Determine the number of lines in the listing below where the string "план" occurs; answer with the number alone.

Data entries:
######

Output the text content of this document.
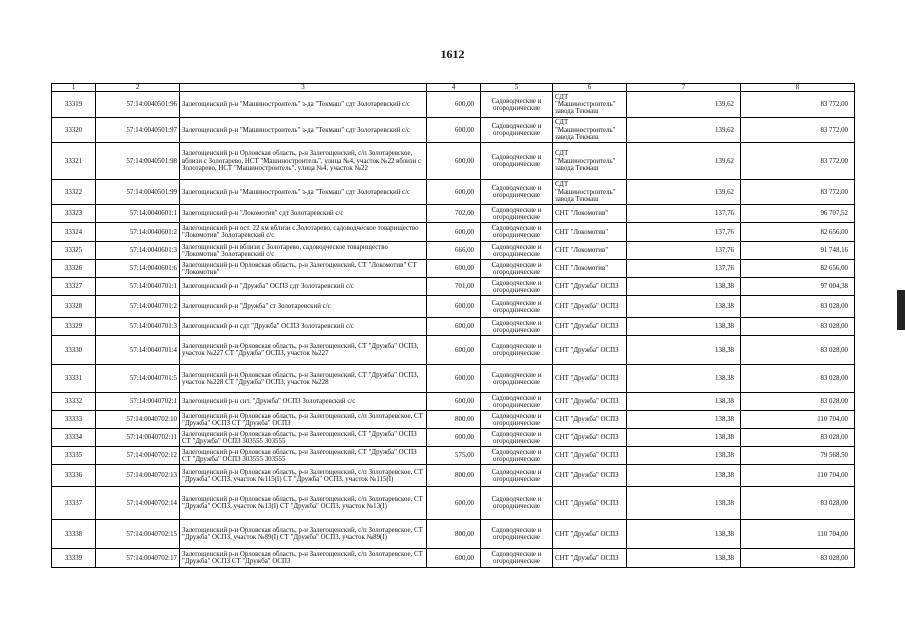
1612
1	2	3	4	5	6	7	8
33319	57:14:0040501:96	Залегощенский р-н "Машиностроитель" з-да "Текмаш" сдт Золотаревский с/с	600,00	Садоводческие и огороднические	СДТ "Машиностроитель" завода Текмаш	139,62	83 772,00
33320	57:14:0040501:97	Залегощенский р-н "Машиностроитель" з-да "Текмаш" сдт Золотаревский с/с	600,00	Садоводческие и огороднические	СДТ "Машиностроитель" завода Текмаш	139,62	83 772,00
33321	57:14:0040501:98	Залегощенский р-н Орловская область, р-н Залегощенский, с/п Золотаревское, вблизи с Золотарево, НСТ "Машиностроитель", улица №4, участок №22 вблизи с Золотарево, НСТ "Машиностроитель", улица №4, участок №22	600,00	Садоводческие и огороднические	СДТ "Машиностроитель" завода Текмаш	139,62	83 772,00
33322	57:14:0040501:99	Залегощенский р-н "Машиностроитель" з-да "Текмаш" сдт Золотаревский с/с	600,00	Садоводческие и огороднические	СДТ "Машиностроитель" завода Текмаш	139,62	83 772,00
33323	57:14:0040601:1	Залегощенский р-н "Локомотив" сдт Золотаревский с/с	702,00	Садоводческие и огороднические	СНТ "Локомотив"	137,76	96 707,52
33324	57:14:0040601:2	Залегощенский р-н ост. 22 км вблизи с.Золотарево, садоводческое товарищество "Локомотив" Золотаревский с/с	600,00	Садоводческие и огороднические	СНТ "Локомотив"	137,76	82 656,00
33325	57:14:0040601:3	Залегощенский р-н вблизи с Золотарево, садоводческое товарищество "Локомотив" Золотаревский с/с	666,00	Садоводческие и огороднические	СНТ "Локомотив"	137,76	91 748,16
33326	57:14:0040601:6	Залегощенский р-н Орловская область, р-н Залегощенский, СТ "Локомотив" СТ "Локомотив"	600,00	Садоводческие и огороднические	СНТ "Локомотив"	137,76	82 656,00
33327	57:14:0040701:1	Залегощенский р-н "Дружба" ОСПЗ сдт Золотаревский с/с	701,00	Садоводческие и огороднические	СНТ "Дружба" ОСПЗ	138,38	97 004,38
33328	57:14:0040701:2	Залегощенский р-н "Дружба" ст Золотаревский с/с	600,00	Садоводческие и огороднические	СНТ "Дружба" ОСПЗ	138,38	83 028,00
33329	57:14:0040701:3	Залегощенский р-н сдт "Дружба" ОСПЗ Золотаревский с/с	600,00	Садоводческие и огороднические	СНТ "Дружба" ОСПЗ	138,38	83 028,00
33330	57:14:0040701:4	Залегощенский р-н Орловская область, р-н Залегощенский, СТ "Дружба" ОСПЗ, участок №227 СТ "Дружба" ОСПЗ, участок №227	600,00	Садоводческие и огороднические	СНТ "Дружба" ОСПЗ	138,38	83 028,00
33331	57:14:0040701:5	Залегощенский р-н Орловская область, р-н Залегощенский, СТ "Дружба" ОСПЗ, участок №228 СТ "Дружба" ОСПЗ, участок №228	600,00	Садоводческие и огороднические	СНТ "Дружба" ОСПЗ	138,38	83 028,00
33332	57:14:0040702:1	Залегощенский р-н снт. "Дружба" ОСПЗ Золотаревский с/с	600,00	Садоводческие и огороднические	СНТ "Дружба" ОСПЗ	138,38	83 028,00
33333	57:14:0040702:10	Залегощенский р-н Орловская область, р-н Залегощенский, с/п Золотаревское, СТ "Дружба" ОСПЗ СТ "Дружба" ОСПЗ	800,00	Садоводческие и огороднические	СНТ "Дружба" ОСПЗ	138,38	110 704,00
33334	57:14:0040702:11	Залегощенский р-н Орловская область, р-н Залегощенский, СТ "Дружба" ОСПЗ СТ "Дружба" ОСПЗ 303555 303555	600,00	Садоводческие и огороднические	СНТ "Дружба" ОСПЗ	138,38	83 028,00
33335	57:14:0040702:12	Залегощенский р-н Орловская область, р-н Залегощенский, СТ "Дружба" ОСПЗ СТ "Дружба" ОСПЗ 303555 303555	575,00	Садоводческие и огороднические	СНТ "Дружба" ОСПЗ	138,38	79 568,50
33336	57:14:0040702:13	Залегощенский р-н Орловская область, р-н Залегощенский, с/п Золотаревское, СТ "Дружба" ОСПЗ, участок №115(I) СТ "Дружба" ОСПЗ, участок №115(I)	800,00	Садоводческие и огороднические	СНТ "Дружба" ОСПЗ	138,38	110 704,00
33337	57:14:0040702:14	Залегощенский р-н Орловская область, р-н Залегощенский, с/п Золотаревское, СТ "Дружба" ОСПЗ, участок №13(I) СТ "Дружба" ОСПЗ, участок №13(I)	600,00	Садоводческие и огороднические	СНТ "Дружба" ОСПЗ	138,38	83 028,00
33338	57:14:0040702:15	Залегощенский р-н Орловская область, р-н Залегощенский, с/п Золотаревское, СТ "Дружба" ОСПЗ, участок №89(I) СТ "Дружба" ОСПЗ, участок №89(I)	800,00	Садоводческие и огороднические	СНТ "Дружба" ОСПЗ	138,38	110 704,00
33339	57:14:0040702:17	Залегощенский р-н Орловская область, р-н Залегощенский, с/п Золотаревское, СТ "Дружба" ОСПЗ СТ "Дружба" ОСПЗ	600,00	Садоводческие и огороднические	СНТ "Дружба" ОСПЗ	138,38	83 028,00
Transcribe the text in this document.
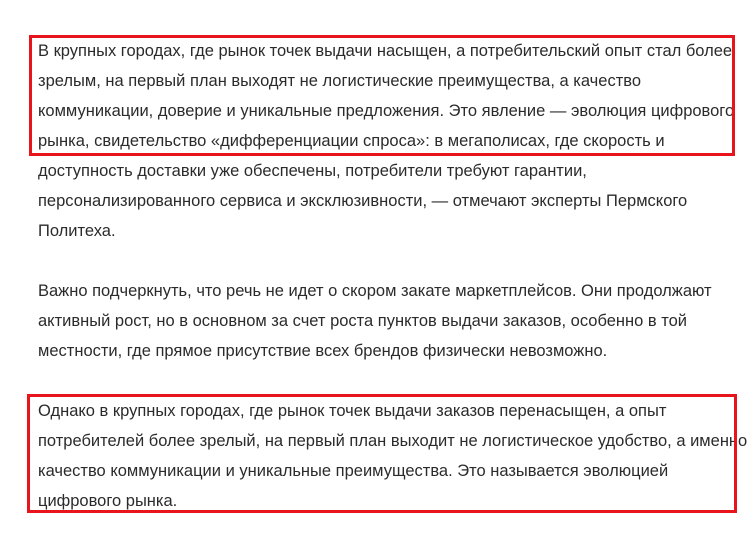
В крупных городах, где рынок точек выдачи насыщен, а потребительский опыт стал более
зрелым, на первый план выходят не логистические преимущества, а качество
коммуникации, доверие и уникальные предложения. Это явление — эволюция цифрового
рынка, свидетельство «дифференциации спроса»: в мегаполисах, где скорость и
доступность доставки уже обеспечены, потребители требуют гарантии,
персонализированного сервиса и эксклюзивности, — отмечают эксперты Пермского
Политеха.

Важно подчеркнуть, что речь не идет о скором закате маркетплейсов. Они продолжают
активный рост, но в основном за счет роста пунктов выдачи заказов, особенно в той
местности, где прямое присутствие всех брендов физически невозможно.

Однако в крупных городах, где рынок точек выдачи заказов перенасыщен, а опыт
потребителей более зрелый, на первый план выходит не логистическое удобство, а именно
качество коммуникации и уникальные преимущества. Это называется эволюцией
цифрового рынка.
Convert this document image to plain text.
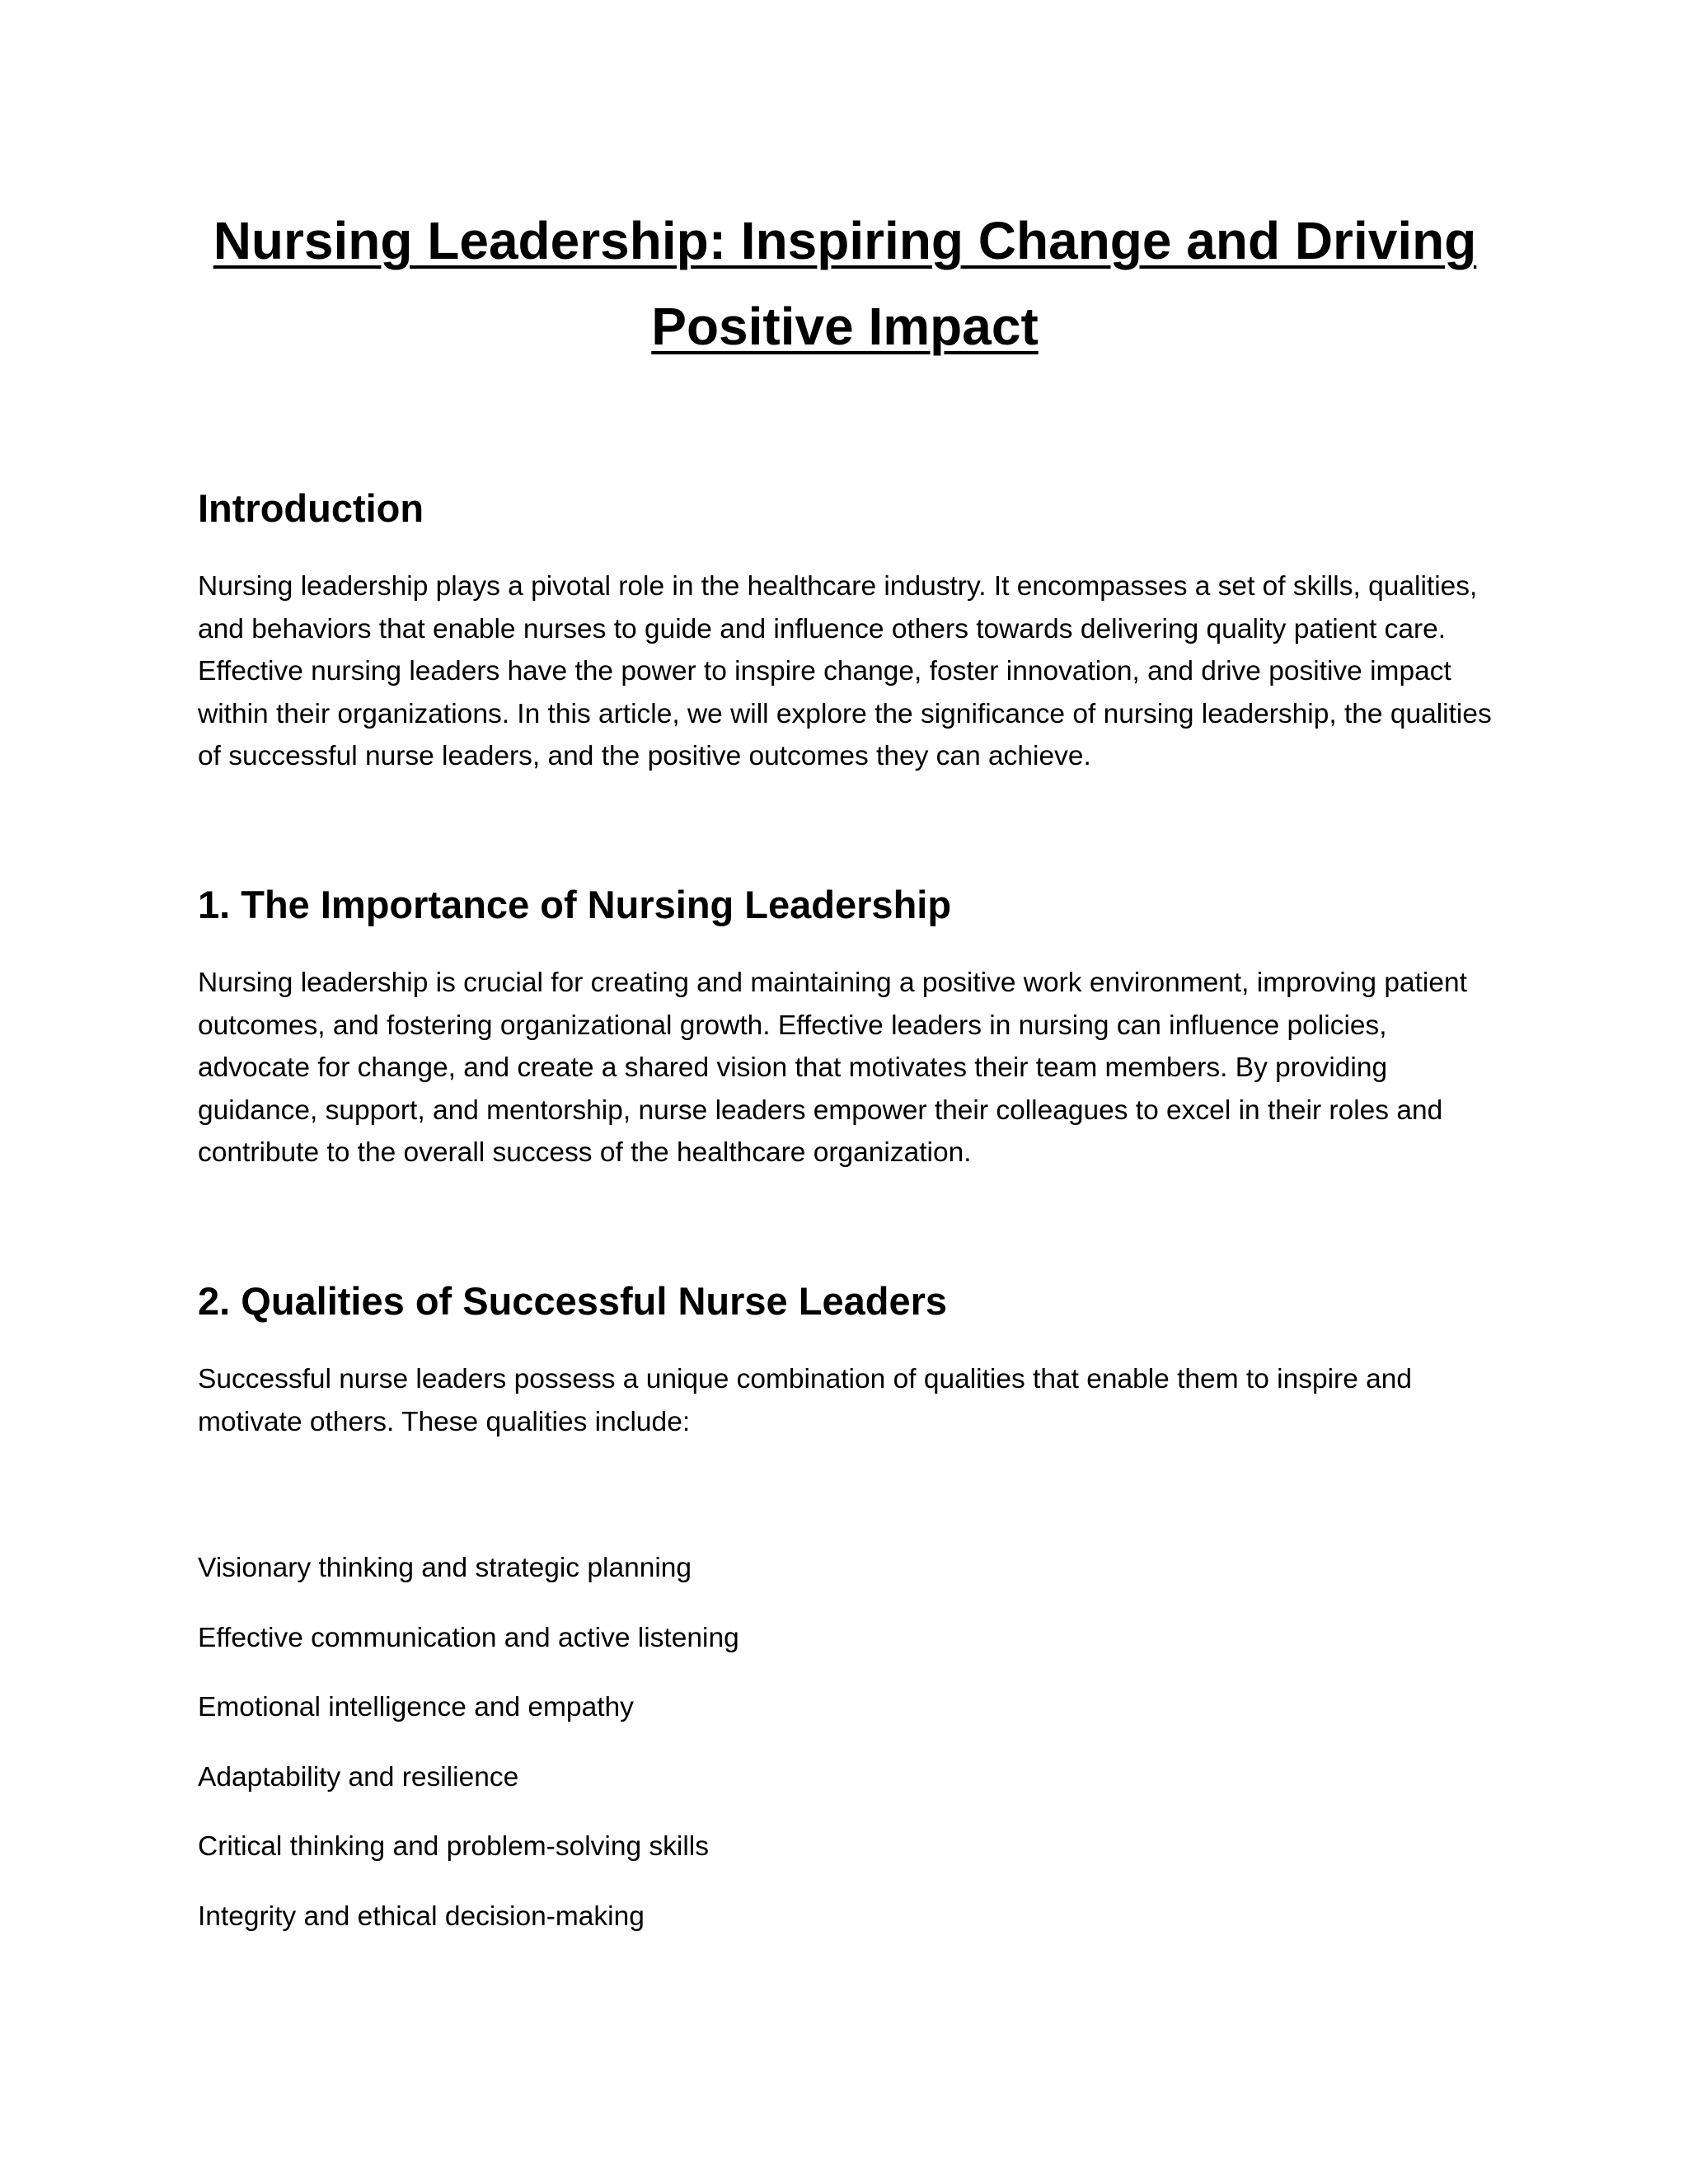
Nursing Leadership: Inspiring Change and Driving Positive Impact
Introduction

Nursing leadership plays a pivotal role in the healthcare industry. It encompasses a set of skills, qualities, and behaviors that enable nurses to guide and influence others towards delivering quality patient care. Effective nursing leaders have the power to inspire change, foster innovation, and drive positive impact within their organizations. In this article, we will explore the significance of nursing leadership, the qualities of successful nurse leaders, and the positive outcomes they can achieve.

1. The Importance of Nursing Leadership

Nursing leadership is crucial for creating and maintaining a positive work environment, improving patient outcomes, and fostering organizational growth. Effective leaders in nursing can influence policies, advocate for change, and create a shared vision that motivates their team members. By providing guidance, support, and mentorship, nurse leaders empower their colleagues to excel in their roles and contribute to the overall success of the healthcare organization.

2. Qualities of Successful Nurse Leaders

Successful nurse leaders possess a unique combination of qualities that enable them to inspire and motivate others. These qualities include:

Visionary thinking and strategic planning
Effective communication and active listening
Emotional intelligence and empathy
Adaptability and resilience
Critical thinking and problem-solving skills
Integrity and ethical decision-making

######

Expected answer: 2